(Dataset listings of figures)
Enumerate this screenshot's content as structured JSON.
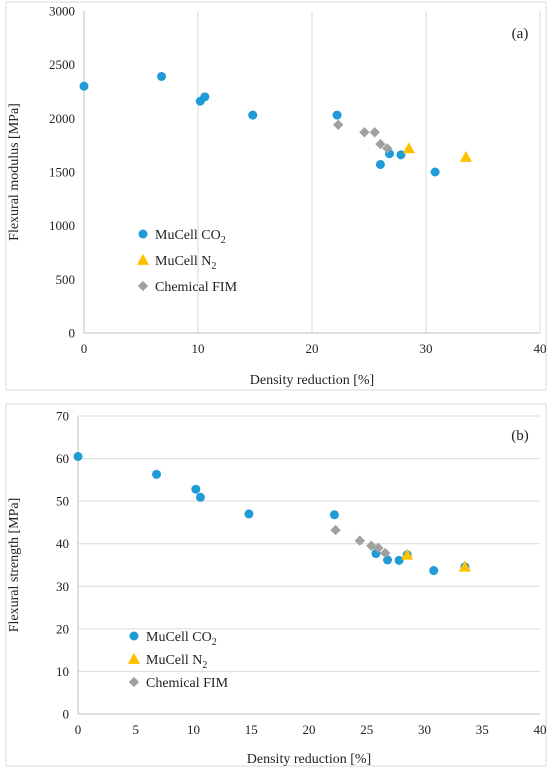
{
  "chart_data": [
    {
      "type": "scatter",
      "panel_label": "(a)",
      "xlabel": "Density reduction [%]",
      "ylabel": "Flexural modulus [MPa]",
      "xlim": [
        0,
        40
      ],
      "ylim": [
        0,
        3000
      ],
      "xticks": [
        0,
        10,
        20,
        30,
        40
      ],
      "yticks": [
        0,
        500,
        1000,
        1500,
        2000,
        2500,
        3000
      ],
      "grid": "vertical",
      "legend_position": "left-center",
      "series": [
        {
          "name": "MuCell CO2",
          "legend_label": "MuCell CO",
          "legend_sub": "2",
          "marker": "circle",
          "color": "#1f9bd7",
          "points": [
            [
              0,
              2300
            ],
            [
              6.8,
              2390
            ],
            [
              10.2,
              2160
            ],
            [
              10.6,
              2200
            ],
            [
              14.8,
              2030
            ],
            [
              22.2,
              2030
            ],
            [
              26.0,
              1570
            ],
            [
              26.8,
              1670
            ],
            [
              27.8,
              1660
            ],
            [
              30.8,
              1500
            ]
          ]
        },
        {
          "name": "MuCell N2",
          "legend_label": "MuCell N",
          "legend_sub": "2",
          "marker": "triangle",
          "color": "#ffc000",
          "points": [
            [
              28.5,
              1720
            ],
            [
              33.5,
              1640
            ]
          ]
        },
        {
          "name": "Chemical FIM",
          "legend_label": "Chemical FIM",
          "legend_sub": "",
          "marker": "diamond",
          "color": "#a0a0a0",
          "points": [
            [
              22.3,
              1940
            ],
            [
              24.6,
              1870
            ],
            [
              25.5,
              1870
            ],
            [
              26.0,
              1760
            ],
            [
              26.6,
              1720
            ]
          ]
        }
      ]
    },
    {
      "type": "scatter",
      "panel_label": "(b)",
      "xlabel": "Density reduction [%]",
      "ylabel": "Flexural strength [MPa]",
      "xlim": [
        0,
        40
      ],
      "ylim": [
        0,
        70
      ],
      "xticks": [
        0,
        5,
        10,
        15,
        20,
        25,
        30,
        35,
        40
      ],
      "yticks": [
        0,
        10,
        20,
        30,
        40,
        50,
        60,
        70
      ],
      "grid": "horizontal",
      "legend_position": "left-bottom",
      "series": [
        {
          "name": "MuCell CO2",
          "legend_label": "MuCell CO",
          "legend_sub": "2",
          "marker": "circle",
          "color": "#1f9bd7",
          "points": [
            [
              0,
              60.5
            ],
            [
              6.8,
              56.3
            ],
            [
              10.2,
              52.8
            ],
            [
              10.6,
              50.9
            ],
            [
              14.8,
              47.0
            ],
            [
              22.2,
              46.8
            ],
            [
              25.8,
              37.7
            ],
            [
              26.8,
              36.2
            ],
            [
              27.8,
              36.1
            ],
            [
              28.5,
              37.4
            ],
            [
              30.8,
              33.7
            ],
            [
              33.5,
              34.6
            ]
          ]
        },
        {
          "name": "MuCell N2",
          "legend_label": "MuCell N",
          "legend_sub": "2",
          "marker": "triangle",
          "color": "#ffc000",
          "points": [
            [
              28.5,
              37.4
            ],
            [
              33.5,
              34.6
            ]
          ]
        },
        {
          "name": "Chemical FIM",
          "legend_label": "Chemical FIM",
          "legend_sub": "",
          "marker": "diamond",
          "color": "#a0a0a0",
          "points": [
            [
              22.3,
              43.2
            ],
            [
              24.4,
              40.7
            ],
            [
              25.4,
              39.5
            ],
            [
              26.0,
              39.0
            ],
            [
              26.6,
              37.8
            ]
          ]
        }
      ]
    }
  ]
}
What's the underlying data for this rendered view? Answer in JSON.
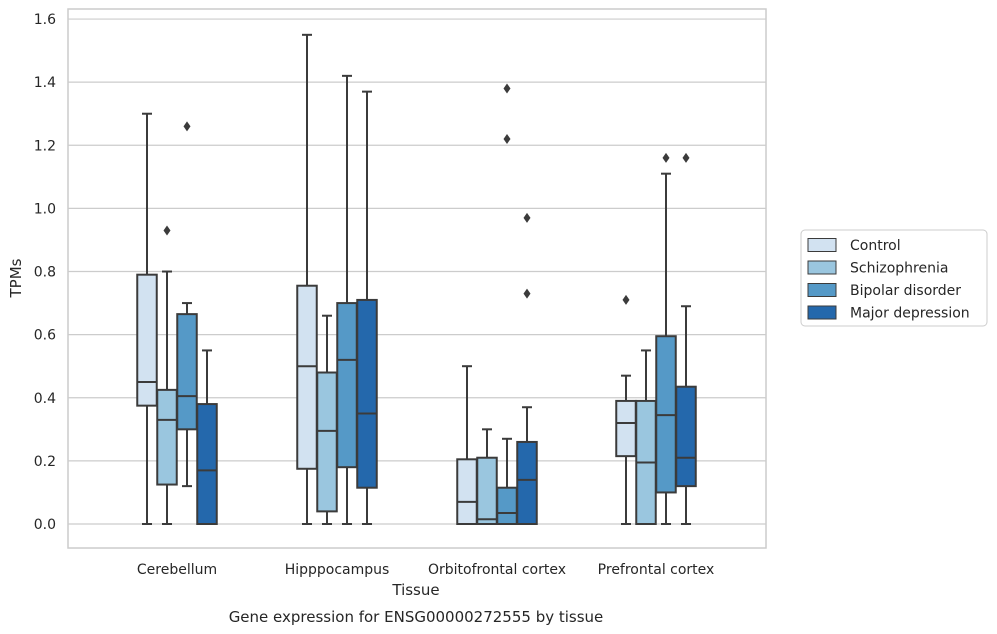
{
  "chart_data": {
    "type": "boxplot",
    "xlabel": "Tissue",
    "ylabel": "TPMs",
    "caption": "Gene expression for ENSG00000272555 by tissue",
    "ylim": [
      -0.075,
      1.63
    ],
    "yticks": [
      "0.0",
      "0.2",
      "0.4",
      "0.6",
      "0.8",
      "1.0",
      "1.2",
      "1.4",
      "1.6"
    ],
    "grid": "horizontal",
    "legend_position": "right",
    "categories": [
      "Cerebellum",
      "Hipppocampus",
      "Orbitofrontal cortex",
      "Prefrontal cortex"
    ],
    "series": [
      {
        "name": "Control",
        "color": "#d2e2f1",
        "boxes": [
          {
            "whislo": 0.0,
            "q1": 0.375,
            "med": 0.45,
            "q3": 0.79,
            "whishi": 1.3,
            "fliers": []
          },
          {
            "whislo": 0.0,
            "q1": 0.175,
            "med": 0.5,
            "q3": 0.755,
            "whishi": 1.55,
            "fliers": []
          },
          {
            "whislo": 0.0,
            "q1": 0.0,
            "med": 0.07,
            "q3": 0.205,
            "whishi": 0.5,
            "fliers": []
          },
          {
            "whislo": 0.0,
            "q1": 0.215,
            "med": 0.32,
            "q3": 0.39,
            "whishi": 0.47,
            "fliers": [
              0.71
            ]
          }
        ]
      },
      {
        "name": "Schizophrenia",
        "color": "#9ac6df",
        "boxes": [
          {
            "whislo": 0.0,
            "q1": 0.125,
            "med": 0.33,
            "q3": 0.425,
            "whishi": 0.8,
            "fliers": [
              0.93
            ]
          },
          {
            "whislo": 0.0,
            "q1": 0.04,
            "med": 0.295,
            "q3": 0.48,
            "whishi": 0.66,
            "fliers": []
          },
          {
            "whislo": 0.0,
            "q1": 0.0,
            "med": 0.015,
            "q3": 0.21,
            "whishi": 0.3,
            "fliers": []
          },
          {
            "whislo": 0.0,
            "q1": 0.0,
            "med": 0.195,
            "q3": 0.39,
            "whishi": 0.55,
            "fliers": []
          }
        ]
      },
      {
        "name": "Bipolar disorder",
        "color": "#5599c7",
        "boxes": [
          {
            "whislo": 0.12,
            "q1": 0.3,
            "med": 0.405,
            "q3": 0.665,
            "whishi": 0.7,
            "fliers": [
              1.26
            ]
          },
          {
            "whislo": 0.0,
            "q1": 0.18,
            "med": 0.52,
            "q3": 0.7,
            "whishi": 1.42,
            "fliers": []
          },
          {
            "whislo": 0.0,
            "q1": 0.0,
            "med": 0.035,
            "q3": 0.115,
            "whishi": 0.27,
            "fliers": [
              1.38,
              1.22
            ]
          },
          {
            "whislo": 0.0,
            "q1": 0.1,
            "med": 0.345,
            "q3": 0.595,
            "whishi": 1.11,
            "fliers": [
              1.16
            ]
          }
        ]
      },
      {
        "name": "Major depression",
        "color": "#2468ac",
        "boxes": [
          {
            "whislo": 0.0,
            "q1": 0.0,
            "med": 0.17,
            "q3": 0.38,
            "whishi": 0.55,
            "fliers": []
          },
          {
            "whislo": 0.0,
            "q1": 0.115,
            "med": 0.35,
            "q3": 0.71,
            "whishi": 1.37,
            "fliers": []
          },
          {
            "whislo": 0.0,
            "q1": 0.0,
            "med": 0.14,
            "q3": 0.26,
            "whishi": 0.37,
            "fliers": [
              0.97,
              0.73
            ]
          },
          {
            "whislo": 0.0,
            "q1": 0.12,
            "med": 0.21,
            "q3": 0.435,
            "whishi": 0.69,
            "fliers": [
              1.16
            ]
          }
        ]
      }
    ]
  },
  "style": {
    "frame_color": "#cccccc",
    "grid_color": "#cccccc",
    "line_color": "#3b3b3b"
  }
}
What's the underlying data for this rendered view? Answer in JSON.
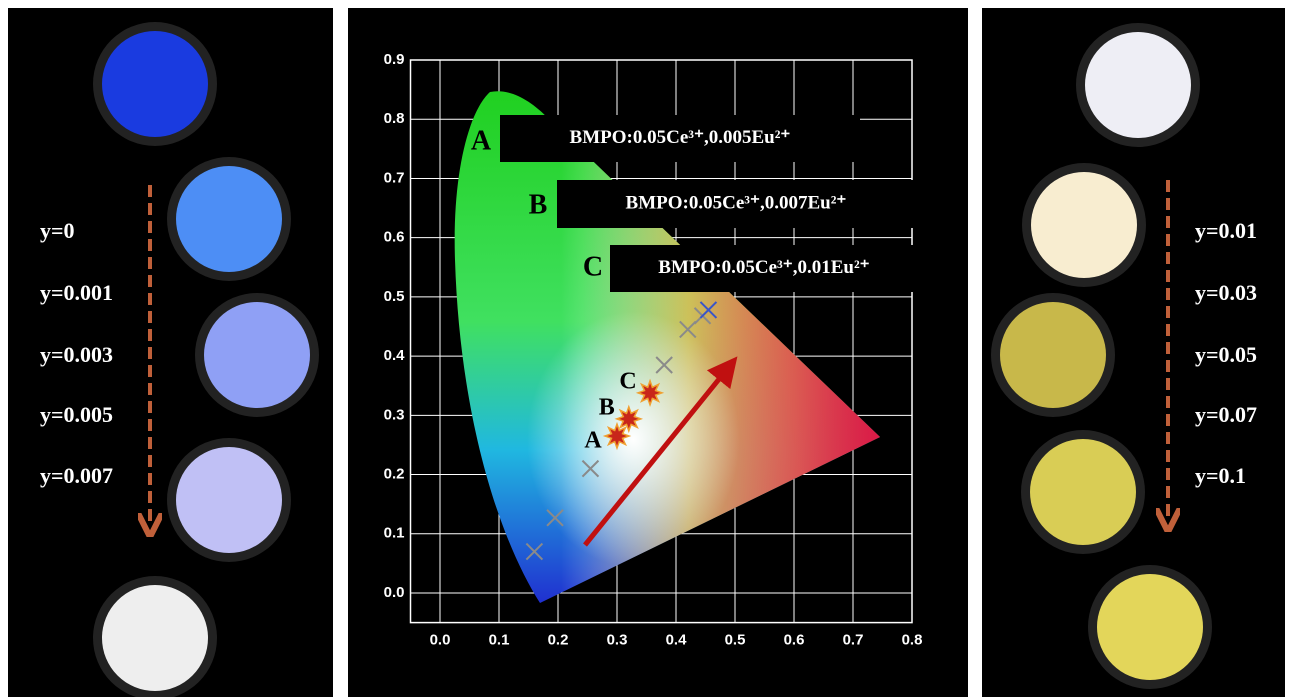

WHAT NEEDS TO BE DONE:
Set down the records in full and exactly. Do not carry over any image.

FINAL RESULT:
Enumerate this screenshot's content as structured JSON.
{
  "chart_data": [
    {
      "type": "scatter",
      "panel_label": "(a)",
      "xlabel": "Density reduction [%]",
      "ylabel": "Flexural modulus [MPa]",
      "xlim": [
        0,
        40
      ],
      "ylim": [
        0,
        3000
      ],
      "xticks": [
        0,
        10,
        20,
        30,
        40
      ],
      "yticks": [
        0,
        500,
        1000,
        1500,
        2000,
        2500,
        3000
      ],
      "grid": "vertical",
      "legend_position": "left-center",
      "series": [
        {
          "name": "MuCell CO2",
          "legend_label": "MuCell CO",
          "legend_sub": "2",
          "marker": "circle",
          "color": "#1f9bd7",
          "points": [
            [
              0,
              2300
            ],
            [
              6.8,
              2390
            ],
            [
              10.2,
              2160
            ],
            [
              10.6,
              2200
            ],
            [
              14.8,
              2030
            ],
            [
              22.2,
              2030
            ],
            [
              26.0,
              1570
            ],
            [
              26.8,
              1670
            ],
            [
              27.8,
              1660
            ],
            [
              30.8,
              1500
            ]
          ]
        },
        {
          "name": "MuCell N2",
          "legend_label": "MuCell N",
          "legend_sub": "2",
          "marker": "triangle",
          "color": "#ffc000",
          "points": [
            [
              28.5,
              1720
            ],
            [
              33.5,
              1640
            ]
          ]
        },
        {
          "name": "Chemical FIM",
          "legend_label": "Chemical FIM",
          "legend_sub": "",
          "marker": "diamond",
          "color": "#a0a0a0",
          "points": [
            [
              22.3,
              1940
            ],
            [
              24.6,
              1870
            ],
            [
              25.5,
              1870
            ],
            [
              26.0,
              1760
            ],
            [
              26.6,
              1720
            ]
          ]
        }
      ]
    },
    {
      "type": "scatter",
      "panel_label": "(b)",
      "xlabel": "Density reduction [%]",
      "ylabel": "Flexural strength [MPa]",
      "xlim": [
        0,
        40
      ],
      "ylim": [
        0,
        70
      ],
      "xticks": [
        0,
        5,
        10,
        15,
        20,
        25,
        30,
        35,
        40
      ],
      "yticks": [
        0,
        10,
        20,
        30,
        40,
        50,
        60,
        70
      ],
      "grid": "horizontal",
      "legend_position": "left-bottom",
      "series": [
        {
          "name": "MuCell CO2",
          "legend_label": "MuCell CO",
          "legend_sub": "2",
          "marker": "circle",
          "color": "#1f9bd7",
          "points": [
            [
              0,
              60.5
            ],
            [
              6.8,
              56.3
            ],
            [
              10.2,
              52.8
            ],
            [
              10.6,
              50.9
            ],
            [
              14.8,
              47.0
            ],
            [
              22.2,
              46.8
            ],
            [
              25.8,
              37.7
            ],
            [
              26.8,
              36.2
            ],
            [
              27.8,
              36.1
            ],
            [
              28.5,
              37.4
            ],
            [
              30.8,
              33.7
            ],
            [
              33.5,
              34.6
            ]
          ]
        },
        {
          "name": "MuCell N2",
          "legend_label": "MuCell N",
          "legend_sub": "2",
          "marker": "triangle",
          "color": "#ffc000",
          "points": [
            [
              28.5,
              37.4
            ],
            [
              33.5,
              34.6
            ]
          ]
        },
        {
          "name": "Chemical FIM",
          "legend_label": "Chemical FIM",
          "legend_sub": "",
          "marker": "diamond",
          "color": "#a0a0a0",
          "points": [
            [
              22.3,
              43.2
            ],
            [
              24.4,
              40.7
            ],
            [
              25.4,
              39.5
            ],
            [
              26.0,
              39.0
            ],
            [
              26.6,
              37.8
            ]
          ]
        }
      ]
    }
  ]
}
What's the underlying data for this rendered view? Answer in JSON.
{
  "chart_data": {
    "type": "boxplot",
    "xlabel": "Tissue",
    "ylabel": "TPMs",
    "caption": "Gene expression for ENSG00000272555 by tissue",
    "ylim": [
      -0.075,
      1.63
    ],
    "yticks": [
      "0.0",
      "0.2",
      "0.4",
      "0.6",
      "0.8",
      "1.0",
      "1.2",
      "1.4",
      "1.6"
    ],
    "grid": "horizontal",
    "legend_position": "right",
    "categories": [
      "Cerebellum",
      "Hipppocampus",
      "Orbitofrontal cortex",
      "Prefrontal cortex"
    ],
    "series": [
      {
        "name": "Control",
        "color": "#d2e2f1",
        "boxes": [
          {
            "whislo": 0.0,
            "q1": 0.375,
            "med": 0.45,
            "q3": 0.79,
            "whishi": 1.3,
            "fliers": []
          },
          {
            "whislo": 0.0,
            "q1": 0.175,
            "med": 0.5,
            "q3": 0.755,
            "whishi": 1.55,
            "fliers": []
          },
          {
            "whislo": 0.0,
            "q1": 0.0,
            "med": 0.07,
            "q3": 0.205,
            "whishi": 0.5,
            "fliers": []
          },
          {
            "whislo": 0.0,
            "q1": 0.215,
            "med": 0.32,
            "q3": 0.39,
            "whishi": 0.47,
            "fliers": [
              0.71
            ]
          }
        ]
      },
      {
        "name": "Schizophrenia",
        "color": "#9ac6df",
        "boxes": [
          {
            "whislo": 0.0,
            "q1": 0.125,
            "med": 0.33,
            "q3": 0.425,
            "whishi": 0.8,
            "fliers": [
              0.93
            ]
          },
          {
            "whislo": 0.0,
            "q1": 0.04,
            "med": 0.295,
            "q3": 0.48,
            "whishi": 0.66,
            "fliers": []
          },
          {
            "whislo": 0.0,
            "q1": 0.0,
            "med": 0.015,
            "q3": 0.21,
            "whishi": 0.3,
            "fliers": []
          },
          {
            "whislo": 0.0,
            "q1": 0.0,
            "med": 0.195,
            "q3": 0.39,
            "whishi": 0.55,
            "fliers": []
          }
        ]
      },
      {
        "name": "Bipolar disorder",
        "color": "#5599c7",
        "boxes": [
          {
            "whislo": 0.12,
            "q1": 0.3,
            "med": 0.405,
            "q3": 0.665,
            "whishi": 0.7,
            "fliers": [
              1.26
            ]
          },
          {
            "whislo": 0.0,
            "q1": 0.18,
            "med": 0.52,
            "q3": 0.7,
            "whishi": 1.42,
            "fliers": []
          },
          {
            "whislo": 0.0,
            "q1": 0.0,
            "med": 0.035,
            "q3": 0.115,
            "whishi": 0.27,
            "fliers": [
              1.38,
              1.22
            ]
          },
          {
            "whislo": 0.0,
            "q1": 0.1,
            "med": 0.345,
            "q3": 0.595,
            "whishi": 1.11,
            "fliers": [
              1.16
            ]
          }
        ]
      },
      {
        "name": "Major depression",
        "color": "#2468ac",
        "boxes": [
          {
            "whislo": 0.0,
            "q1": 0.0,
            "med": 0.17,
            "q3": 0.38,
            "whishi": 0.55,
            "fliers": []
          },
          {
            "whislo": 0.0,
            "q1": 0.115,
            "med": 0.35,
            "q3": 0.71,
            "whishi": 1.37,
            "fliers": []
          },
          {
            "whislo": 0.0,
            "q1": 0.0,
            "med": 0.14,
            "q3": 0.26,
            "whishi": 0.37,
            "fliers": [
              0.97,
              0.73
            ]
          },
          {
            "whislo": 0.0,
            "q1": 0.12,
            "med": 0.21,
            "q3": 0.435,
            "whishi": 0.69,
            "fliers": [
              1.16
            ]
          }
        ]
      }
    ]
  },
  "style": {
    "frame_color": "#cccccc",
    "grid_color": "#cccccc",
    "line_color": "#3b3b3b"
  }
}
What's the underlying data for this rendered view? Answer in JSON.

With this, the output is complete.